▸ To be done: Of the lines listed below, how many contain the string "title"? Answer with the number alone.

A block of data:
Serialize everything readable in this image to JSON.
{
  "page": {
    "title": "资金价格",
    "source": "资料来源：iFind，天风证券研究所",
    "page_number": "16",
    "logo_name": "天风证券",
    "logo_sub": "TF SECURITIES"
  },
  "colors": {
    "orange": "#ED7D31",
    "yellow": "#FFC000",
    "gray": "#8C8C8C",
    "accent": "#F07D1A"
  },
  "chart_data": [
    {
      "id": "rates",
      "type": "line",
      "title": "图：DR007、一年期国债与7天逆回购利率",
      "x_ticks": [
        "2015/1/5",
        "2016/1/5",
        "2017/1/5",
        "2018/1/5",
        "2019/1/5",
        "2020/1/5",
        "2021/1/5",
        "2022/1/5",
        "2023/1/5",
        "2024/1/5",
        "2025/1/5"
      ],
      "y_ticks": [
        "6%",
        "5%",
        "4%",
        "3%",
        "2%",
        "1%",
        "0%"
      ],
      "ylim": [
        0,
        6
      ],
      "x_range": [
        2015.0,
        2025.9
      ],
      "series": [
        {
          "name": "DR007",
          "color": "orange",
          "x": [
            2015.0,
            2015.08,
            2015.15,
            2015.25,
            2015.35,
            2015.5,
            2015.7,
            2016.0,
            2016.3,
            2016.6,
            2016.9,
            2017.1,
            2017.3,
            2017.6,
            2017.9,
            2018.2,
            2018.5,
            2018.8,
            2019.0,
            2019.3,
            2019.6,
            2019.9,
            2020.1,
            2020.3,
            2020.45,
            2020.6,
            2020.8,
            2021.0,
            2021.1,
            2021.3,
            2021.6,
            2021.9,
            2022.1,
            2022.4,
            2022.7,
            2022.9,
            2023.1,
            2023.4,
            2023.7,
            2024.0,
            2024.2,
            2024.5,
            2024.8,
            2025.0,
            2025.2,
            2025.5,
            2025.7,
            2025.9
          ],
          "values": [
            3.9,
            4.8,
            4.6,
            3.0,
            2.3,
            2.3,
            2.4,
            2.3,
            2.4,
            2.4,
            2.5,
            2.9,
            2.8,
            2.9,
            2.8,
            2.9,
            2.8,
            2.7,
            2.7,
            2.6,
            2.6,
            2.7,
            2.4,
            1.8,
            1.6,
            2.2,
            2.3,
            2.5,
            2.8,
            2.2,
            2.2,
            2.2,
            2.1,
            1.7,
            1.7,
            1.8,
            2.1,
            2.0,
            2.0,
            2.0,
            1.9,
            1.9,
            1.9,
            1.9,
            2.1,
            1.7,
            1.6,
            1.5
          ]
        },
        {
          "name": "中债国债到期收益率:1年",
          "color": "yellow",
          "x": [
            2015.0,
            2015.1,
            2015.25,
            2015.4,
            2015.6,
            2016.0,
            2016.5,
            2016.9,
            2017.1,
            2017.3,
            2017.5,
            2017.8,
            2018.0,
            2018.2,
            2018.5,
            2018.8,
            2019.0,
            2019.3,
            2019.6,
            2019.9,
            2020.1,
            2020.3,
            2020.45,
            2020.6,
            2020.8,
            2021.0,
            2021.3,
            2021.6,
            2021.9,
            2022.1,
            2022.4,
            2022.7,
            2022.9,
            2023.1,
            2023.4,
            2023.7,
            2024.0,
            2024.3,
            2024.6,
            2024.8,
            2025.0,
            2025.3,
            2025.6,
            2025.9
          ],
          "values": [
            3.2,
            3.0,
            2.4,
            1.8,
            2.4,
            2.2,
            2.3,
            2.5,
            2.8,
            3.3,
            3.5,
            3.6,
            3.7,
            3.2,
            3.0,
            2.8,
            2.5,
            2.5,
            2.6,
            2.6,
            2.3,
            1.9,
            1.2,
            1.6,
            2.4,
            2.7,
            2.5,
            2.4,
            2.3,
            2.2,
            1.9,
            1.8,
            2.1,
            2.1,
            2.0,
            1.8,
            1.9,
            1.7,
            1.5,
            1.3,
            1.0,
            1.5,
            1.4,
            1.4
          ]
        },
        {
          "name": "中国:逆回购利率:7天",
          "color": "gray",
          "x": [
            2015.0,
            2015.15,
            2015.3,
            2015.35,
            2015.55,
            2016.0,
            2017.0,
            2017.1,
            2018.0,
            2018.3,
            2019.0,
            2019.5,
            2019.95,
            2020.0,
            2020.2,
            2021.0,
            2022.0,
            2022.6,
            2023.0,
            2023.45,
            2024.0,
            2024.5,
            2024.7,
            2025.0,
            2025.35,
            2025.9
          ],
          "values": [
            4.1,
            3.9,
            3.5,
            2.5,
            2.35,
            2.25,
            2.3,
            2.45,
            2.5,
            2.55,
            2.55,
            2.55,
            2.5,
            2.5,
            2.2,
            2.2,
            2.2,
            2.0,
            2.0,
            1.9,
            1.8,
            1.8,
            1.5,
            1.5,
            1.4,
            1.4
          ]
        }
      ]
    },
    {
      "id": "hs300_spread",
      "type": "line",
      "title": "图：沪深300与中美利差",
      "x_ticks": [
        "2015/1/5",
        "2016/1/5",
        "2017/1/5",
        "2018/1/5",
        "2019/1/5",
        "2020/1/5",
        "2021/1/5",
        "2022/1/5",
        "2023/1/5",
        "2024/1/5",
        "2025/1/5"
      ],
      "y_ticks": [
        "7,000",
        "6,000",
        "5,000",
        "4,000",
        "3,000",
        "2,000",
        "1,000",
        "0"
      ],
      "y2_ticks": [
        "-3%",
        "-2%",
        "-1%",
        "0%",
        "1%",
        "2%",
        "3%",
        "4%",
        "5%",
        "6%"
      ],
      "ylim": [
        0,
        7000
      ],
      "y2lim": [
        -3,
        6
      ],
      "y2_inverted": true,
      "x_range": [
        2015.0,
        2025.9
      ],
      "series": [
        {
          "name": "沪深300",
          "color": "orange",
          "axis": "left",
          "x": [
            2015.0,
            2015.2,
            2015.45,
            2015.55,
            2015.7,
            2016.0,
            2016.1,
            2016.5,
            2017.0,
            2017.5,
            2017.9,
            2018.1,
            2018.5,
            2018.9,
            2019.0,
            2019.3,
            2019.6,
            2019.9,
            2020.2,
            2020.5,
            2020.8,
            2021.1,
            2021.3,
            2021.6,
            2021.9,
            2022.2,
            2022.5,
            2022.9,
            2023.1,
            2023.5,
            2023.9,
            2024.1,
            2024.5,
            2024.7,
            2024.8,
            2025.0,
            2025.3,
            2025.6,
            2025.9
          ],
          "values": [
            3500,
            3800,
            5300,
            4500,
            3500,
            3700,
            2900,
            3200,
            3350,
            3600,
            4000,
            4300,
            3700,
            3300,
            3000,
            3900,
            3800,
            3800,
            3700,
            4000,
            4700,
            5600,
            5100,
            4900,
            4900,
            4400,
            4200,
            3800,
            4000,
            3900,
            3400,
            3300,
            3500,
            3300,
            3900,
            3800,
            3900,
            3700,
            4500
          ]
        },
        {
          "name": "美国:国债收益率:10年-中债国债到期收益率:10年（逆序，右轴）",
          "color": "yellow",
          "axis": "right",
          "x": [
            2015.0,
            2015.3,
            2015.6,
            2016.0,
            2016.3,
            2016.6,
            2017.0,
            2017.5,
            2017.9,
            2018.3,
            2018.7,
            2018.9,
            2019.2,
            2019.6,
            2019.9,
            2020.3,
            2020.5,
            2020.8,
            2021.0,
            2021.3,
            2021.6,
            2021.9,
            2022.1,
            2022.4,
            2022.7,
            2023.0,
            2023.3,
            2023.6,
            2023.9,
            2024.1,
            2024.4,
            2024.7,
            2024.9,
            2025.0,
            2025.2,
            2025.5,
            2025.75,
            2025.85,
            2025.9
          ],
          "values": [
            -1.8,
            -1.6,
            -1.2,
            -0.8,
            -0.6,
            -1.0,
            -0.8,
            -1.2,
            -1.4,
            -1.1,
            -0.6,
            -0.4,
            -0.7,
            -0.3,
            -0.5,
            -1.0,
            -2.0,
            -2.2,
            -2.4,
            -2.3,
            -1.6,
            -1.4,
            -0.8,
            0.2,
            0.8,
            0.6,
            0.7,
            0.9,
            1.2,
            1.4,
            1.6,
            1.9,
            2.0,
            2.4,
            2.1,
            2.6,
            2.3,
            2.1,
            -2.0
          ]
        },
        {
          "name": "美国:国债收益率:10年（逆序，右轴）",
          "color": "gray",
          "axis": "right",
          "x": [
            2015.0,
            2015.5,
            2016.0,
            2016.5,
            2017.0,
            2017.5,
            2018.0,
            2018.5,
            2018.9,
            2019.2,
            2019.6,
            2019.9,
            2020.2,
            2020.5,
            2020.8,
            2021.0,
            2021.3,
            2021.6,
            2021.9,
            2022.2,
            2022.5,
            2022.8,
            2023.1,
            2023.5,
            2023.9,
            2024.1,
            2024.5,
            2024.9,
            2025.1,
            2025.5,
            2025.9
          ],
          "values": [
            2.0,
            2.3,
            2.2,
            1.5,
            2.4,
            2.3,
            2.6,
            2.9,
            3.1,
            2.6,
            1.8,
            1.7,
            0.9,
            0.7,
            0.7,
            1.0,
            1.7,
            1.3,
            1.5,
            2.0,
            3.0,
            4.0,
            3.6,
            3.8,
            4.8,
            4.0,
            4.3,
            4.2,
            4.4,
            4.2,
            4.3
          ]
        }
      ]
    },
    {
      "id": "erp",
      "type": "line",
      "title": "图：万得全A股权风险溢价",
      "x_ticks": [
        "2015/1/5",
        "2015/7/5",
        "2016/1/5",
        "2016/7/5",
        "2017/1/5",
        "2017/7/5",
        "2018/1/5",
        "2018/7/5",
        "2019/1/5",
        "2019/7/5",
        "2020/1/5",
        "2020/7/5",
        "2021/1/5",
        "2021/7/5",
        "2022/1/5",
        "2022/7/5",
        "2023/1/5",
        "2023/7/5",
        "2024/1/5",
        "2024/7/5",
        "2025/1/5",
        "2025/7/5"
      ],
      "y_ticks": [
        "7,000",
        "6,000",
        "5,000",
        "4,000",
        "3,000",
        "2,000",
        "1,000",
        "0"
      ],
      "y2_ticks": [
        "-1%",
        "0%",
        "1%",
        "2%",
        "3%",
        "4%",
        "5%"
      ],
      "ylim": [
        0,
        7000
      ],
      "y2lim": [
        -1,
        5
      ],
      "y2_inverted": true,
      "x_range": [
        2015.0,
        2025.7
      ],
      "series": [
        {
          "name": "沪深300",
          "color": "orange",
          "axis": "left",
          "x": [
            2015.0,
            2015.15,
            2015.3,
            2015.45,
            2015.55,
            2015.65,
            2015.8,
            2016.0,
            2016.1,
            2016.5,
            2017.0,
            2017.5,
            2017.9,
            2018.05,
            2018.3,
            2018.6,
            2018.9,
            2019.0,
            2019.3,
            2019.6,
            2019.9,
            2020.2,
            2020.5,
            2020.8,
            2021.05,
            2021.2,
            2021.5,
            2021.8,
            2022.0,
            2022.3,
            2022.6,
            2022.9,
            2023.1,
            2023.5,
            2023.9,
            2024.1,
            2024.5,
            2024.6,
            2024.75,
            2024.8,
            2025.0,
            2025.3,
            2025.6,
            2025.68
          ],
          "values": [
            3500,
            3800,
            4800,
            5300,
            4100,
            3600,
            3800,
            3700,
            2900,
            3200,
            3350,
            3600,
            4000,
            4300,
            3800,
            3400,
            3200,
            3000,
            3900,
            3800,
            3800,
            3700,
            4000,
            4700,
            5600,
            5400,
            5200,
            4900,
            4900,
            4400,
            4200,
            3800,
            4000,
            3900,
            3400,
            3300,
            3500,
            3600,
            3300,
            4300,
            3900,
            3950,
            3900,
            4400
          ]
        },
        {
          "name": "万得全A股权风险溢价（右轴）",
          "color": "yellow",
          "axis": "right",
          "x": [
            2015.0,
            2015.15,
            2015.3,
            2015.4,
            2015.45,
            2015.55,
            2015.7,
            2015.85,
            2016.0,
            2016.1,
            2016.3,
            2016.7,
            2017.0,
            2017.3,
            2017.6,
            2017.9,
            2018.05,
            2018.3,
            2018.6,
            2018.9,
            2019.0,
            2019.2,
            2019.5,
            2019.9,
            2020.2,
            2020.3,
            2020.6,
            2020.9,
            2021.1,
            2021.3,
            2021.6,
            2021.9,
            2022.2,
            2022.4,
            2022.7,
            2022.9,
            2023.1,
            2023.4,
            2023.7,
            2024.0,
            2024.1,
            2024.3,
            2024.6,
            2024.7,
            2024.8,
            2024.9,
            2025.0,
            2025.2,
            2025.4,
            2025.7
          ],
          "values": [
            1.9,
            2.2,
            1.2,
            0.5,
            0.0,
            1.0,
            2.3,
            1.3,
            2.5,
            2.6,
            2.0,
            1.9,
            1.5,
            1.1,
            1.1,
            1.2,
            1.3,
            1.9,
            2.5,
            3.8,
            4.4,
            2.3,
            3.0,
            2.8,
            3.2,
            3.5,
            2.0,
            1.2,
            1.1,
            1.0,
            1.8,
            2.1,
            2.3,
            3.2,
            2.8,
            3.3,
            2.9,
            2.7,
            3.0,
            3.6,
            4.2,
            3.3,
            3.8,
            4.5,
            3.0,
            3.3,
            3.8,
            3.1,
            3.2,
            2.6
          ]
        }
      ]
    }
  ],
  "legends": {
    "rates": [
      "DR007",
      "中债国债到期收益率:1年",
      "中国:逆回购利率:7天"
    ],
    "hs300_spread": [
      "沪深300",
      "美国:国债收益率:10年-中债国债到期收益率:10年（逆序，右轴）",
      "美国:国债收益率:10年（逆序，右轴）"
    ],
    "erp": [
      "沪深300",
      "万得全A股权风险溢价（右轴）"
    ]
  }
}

▸ Task response: 4